(Stored records)
|---|
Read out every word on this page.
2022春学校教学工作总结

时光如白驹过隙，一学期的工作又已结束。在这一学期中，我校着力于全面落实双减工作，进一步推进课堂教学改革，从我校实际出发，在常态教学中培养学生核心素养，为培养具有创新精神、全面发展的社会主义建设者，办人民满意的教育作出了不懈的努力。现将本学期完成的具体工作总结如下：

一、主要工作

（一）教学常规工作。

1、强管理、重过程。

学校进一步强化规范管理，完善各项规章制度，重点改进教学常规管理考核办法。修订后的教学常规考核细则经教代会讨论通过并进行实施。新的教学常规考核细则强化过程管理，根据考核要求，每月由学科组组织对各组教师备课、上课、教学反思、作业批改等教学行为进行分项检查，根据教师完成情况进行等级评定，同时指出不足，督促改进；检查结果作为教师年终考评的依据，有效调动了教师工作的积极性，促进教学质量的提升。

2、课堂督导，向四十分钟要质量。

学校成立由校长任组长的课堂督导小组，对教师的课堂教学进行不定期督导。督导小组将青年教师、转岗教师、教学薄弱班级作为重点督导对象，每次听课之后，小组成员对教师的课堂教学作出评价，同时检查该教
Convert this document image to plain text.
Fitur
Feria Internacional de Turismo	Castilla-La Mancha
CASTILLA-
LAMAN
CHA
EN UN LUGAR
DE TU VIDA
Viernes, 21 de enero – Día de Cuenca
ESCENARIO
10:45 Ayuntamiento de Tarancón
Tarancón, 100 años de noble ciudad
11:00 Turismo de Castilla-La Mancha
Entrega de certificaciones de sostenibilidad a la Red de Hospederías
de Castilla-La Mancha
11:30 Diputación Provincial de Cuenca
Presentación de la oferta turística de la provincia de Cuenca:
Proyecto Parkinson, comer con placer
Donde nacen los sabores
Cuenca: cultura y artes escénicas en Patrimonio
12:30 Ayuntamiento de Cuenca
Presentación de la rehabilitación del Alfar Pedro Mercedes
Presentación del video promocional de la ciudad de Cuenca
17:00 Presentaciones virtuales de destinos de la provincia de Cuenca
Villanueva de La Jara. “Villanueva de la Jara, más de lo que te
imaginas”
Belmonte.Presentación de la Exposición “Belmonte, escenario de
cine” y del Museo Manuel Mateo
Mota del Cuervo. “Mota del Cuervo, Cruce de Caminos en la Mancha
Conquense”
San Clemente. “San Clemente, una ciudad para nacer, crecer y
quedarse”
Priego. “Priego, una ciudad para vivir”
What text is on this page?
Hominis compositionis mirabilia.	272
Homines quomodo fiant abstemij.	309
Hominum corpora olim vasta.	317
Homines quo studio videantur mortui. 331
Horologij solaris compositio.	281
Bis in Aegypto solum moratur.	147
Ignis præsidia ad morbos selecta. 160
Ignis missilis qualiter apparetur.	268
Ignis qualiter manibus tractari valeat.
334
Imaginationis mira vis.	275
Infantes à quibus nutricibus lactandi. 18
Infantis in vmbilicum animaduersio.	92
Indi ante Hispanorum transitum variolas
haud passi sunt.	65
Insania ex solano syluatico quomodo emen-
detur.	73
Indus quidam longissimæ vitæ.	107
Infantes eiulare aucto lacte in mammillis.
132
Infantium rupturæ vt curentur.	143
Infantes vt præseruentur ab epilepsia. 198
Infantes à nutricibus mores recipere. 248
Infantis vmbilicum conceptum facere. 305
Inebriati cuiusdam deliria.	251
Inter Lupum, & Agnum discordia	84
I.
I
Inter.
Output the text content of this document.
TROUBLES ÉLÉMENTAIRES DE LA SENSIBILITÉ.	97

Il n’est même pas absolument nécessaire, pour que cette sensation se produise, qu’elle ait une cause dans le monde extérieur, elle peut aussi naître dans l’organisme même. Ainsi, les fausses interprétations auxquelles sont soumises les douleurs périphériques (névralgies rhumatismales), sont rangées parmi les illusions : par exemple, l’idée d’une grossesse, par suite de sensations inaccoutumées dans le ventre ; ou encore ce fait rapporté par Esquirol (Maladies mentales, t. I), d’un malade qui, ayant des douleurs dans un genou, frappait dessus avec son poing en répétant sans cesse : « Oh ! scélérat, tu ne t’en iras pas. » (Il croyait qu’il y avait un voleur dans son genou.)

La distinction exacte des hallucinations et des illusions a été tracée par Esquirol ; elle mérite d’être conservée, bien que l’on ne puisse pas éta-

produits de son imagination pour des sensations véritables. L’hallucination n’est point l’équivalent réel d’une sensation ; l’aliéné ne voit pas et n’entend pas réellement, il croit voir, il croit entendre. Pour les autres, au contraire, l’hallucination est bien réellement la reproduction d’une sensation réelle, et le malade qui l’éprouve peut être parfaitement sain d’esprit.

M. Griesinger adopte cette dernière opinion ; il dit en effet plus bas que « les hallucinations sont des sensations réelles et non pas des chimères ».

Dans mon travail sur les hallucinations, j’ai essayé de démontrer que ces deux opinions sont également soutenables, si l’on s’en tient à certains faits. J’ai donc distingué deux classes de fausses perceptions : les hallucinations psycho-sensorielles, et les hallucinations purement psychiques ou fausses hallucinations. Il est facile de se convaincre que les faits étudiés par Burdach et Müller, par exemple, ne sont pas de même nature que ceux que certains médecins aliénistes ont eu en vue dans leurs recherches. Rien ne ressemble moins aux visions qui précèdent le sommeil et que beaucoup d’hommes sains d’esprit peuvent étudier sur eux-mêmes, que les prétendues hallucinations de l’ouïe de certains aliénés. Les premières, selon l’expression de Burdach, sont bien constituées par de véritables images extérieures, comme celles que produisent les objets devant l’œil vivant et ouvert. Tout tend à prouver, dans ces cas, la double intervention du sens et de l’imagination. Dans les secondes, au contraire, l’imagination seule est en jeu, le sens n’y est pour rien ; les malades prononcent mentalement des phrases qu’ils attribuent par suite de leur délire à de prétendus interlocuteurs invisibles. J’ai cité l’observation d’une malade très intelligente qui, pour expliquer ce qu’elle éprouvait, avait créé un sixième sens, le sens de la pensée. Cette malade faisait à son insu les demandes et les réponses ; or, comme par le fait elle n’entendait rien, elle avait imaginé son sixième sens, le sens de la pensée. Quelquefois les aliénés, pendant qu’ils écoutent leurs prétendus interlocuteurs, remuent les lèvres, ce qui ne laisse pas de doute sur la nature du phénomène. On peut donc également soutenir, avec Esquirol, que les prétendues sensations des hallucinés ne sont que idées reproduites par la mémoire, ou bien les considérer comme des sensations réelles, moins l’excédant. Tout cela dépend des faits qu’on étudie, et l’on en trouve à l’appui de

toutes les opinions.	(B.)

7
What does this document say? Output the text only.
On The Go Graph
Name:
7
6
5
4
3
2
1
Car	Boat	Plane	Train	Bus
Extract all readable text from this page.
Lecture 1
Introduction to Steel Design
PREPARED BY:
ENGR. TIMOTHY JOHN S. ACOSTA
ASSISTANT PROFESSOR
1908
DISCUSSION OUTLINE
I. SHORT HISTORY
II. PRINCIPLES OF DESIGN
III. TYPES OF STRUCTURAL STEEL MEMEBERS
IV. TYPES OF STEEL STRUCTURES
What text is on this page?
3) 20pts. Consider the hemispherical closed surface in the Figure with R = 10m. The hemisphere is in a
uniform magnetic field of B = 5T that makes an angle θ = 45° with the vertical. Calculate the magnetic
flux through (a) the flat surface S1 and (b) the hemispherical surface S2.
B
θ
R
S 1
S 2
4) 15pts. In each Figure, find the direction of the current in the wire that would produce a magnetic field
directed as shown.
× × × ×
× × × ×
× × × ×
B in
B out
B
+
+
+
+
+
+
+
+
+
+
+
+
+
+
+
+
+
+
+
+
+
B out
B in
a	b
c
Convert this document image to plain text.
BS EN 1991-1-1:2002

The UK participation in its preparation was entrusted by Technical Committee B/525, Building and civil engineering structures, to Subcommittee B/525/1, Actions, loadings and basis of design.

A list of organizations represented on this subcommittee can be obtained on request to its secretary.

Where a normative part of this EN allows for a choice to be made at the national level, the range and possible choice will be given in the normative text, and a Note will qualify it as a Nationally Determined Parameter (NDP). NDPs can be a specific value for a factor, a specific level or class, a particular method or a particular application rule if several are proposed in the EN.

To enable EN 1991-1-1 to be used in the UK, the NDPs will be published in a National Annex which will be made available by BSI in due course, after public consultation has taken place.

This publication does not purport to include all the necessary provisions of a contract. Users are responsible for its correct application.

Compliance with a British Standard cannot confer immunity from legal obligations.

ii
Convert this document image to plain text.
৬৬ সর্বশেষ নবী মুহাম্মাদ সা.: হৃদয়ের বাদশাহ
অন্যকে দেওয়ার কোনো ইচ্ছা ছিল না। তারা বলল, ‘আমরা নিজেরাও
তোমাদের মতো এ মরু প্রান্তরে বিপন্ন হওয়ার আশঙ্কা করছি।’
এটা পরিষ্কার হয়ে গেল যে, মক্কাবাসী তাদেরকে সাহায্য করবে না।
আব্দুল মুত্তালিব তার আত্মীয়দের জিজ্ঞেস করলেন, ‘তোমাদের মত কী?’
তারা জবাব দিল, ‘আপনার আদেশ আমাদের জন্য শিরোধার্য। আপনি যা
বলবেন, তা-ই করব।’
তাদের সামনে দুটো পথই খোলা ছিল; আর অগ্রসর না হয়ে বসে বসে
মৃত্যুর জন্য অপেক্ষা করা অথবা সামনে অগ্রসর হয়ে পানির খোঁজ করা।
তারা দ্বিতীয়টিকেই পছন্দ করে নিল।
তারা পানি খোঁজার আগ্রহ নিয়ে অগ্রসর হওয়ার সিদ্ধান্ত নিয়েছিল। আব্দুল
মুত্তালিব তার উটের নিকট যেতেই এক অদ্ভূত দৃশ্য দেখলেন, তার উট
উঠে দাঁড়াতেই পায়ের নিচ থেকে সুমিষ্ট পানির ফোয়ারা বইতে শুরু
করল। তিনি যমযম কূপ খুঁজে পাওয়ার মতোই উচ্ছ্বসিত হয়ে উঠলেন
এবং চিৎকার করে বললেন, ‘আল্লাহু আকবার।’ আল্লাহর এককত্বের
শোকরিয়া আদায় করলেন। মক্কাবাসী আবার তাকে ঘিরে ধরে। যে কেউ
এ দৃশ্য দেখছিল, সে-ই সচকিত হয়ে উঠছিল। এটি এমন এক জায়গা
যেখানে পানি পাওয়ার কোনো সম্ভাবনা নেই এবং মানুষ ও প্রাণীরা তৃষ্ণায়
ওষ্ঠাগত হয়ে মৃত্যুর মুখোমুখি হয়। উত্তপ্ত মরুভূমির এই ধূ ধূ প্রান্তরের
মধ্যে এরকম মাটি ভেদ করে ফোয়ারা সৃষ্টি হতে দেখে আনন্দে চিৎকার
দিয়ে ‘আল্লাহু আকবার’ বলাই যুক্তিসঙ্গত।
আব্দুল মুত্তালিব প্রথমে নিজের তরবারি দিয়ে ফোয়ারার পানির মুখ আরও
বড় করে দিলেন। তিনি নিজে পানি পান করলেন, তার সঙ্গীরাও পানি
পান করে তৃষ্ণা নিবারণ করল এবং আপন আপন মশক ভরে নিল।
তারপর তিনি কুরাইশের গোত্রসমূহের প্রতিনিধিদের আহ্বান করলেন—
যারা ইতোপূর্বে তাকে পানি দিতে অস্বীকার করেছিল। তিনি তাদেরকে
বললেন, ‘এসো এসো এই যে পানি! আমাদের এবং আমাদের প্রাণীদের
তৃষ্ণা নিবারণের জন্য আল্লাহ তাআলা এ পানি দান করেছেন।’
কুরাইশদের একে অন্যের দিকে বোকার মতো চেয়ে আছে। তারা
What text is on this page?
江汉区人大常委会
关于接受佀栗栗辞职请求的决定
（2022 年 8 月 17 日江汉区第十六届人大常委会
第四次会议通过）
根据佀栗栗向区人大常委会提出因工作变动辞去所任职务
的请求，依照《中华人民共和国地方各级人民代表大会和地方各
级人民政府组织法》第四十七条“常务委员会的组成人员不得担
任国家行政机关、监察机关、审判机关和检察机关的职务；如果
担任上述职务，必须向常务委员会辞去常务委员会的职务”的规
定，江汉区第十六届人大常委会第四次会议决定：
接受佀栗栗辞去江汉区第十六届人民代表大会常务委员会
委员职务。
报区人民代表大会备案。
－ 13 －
|---|
> TASK INSTRUCTIONS
Give only a number: how many lines of the data hold the string "that"?

> ANSWER
2